▸ Objective: Copy the records word for word from their first line, and stop after the line that contains "Bar (358, 162, 373, 203)".

▸ Material to process:
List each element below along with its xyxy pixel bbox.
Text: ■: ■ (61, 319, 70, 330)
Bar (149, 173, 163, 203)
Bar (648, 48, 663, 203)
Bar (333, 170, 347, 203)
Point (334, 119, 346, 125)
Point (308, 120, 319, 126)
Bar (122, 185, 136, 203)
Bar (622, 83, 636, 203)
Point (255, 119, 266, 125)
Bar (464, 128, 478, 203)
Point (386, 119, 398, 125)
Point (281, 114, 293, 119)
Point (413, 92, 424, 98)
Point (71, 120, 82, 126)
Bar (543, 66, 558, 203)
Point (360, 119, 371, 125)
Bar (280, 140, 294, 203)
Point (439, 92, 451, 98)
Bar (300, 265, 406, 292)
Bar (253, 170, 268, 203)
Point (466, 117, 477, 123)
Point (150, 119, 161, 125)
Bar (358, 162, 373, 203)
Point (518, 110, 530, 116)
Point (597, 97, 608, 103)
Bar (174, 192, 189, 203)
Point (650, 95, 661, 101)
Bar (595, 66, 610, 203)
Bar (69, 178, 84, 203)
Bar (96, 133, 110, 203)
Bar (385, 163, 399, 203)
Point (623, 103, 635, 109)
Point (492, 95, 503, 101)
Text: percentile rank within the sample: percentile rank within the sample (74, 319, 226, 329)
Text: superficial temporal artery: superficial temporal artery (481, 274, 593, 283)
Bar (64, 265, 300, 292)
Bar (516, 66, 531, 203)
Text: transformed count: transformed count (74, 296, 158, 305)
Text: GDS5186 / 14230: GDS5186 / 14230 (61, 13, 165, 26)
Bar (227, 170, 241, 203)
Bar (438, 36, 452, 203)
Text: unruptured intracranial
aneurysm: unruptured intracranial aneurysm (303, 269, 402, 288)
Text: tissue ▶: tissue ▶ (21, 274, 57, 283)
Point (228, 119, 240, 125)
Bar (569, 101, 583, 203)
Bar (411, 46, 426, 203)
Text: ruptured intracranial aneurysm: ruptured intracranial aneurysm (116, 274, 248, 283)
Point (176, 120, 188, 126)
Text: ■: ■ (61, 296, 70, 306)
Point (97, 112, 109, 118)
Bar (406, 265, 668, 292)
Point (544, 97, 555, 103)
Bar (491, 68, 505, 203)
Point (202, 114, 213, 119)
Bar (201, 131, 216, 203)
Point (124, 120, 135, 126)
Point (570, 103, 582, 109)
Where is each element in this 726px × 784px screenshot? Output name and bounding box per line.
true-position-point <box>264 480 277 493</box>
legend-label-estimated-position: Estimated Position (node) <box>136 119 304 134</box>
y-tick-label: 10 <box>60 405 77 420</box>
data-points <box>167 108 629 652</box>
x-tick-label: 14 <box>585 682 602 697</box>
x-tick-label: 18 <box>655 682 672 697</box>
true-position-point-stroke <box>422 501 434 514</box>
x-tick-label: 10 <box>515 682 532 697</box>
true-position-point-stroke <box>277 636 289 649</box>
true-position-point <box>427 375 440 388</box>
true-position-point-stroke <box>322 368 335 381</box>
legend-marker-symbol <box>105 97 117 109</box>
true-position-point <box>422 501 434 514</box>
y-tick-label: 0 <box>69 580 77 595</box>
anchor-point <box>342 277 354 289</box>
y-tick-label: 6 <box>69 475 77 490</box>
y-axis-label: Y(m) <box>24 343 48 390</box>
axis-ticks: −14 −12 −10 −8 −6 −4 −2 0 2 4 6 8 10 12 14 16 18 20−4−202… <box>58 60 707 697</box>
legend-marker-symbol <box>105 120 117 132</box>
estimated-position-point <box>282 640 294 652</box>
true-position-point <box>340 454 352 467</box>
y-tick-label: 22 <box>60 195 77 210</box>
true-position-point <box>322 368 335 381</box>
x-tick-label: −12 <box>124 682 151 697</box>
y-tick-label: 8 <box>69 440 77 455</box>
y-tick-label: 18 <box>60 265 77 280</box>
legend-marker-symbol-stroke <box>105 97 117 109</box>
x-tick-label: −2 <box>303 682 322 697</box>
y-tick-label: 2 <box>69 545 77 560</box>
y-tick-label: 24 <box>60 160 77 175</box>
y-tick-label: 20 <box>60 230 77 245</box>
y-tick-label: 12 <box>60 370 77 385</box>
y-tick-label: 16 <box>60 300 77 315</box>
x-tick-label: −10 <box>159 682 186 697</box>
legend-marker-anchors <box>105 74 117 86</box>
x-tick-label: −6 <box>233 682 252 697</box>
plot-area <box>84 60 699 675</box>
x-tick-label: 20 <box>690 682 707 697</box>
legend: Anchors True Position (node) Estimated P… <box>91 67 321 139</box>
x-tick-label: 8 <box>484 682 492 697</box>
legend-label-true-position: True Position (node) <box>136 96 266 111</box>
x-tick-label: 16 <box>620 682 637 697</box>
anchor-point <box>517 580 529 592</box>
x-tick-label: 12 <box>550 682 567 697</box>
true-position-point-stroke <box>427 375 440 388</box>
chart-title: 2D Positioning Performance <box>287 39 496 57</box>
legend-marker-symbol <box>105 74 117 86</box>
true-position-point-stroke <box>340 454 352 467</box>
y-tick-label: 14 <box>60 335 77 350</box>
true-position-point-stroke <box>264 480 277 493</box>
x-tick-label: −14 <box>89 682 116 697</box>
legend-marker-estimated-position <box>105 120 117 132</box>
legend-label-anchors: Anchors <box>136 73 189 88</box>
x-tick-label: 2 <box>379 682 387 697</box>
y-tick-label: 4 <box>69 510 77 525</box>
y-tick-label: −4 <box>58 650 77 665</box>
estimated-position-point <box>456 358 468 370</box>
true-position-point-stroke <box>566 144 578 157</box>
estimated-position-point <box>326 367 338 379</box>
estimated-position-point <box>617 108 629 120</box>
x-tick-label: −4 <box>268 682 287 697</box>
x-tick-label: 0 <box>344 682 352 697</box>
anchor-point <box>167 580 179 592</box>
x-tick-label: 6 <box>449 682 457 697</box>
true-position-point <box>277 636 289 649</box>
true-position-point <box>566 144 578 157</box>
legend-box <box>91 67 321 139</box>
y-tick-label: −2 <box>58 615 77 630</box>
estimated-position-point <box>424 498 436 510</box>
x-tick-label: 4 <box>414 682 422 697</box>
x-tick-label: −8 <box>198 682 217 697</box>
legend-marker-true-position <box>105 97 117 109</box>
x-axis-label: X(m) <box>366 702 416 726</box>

▸ Exercise solution:
List each element below along with its xyxy pixel bbox.
Text: ■: ■ (61, 319, 70, 330)
Bar (149, 173, 163, 203)
Bar (648, 48, 663, 203)
Bar (333, 170, 347, 203)
Point (334, 119, 346, 125)
Point (308, 120, 319, 126)
Bar (122, 185, 136, 203)
Bar (622, 83, 636, 203)
Point (255, 119, 266, 125)
Bar (464, 128, 478, 203)
Point (386, 119, 398, 125)
Point (281, 114, 293, 119)
Point (413, 92, 424, 98)
Point (71, 120, 82, 126)
Bar (543, 66, 558, 203)
Point (360, 119, 371, 125)
Bar (280, 140, 294, 203)
Point (439, 92, 451, 98)
Bar (300, 265, 406, 292)
Bar (253, 170, 268, 203)
Point (466, 117, 477, 123)
Point (150, 119, 161, 125)
Bar (358, 162, 373, 203)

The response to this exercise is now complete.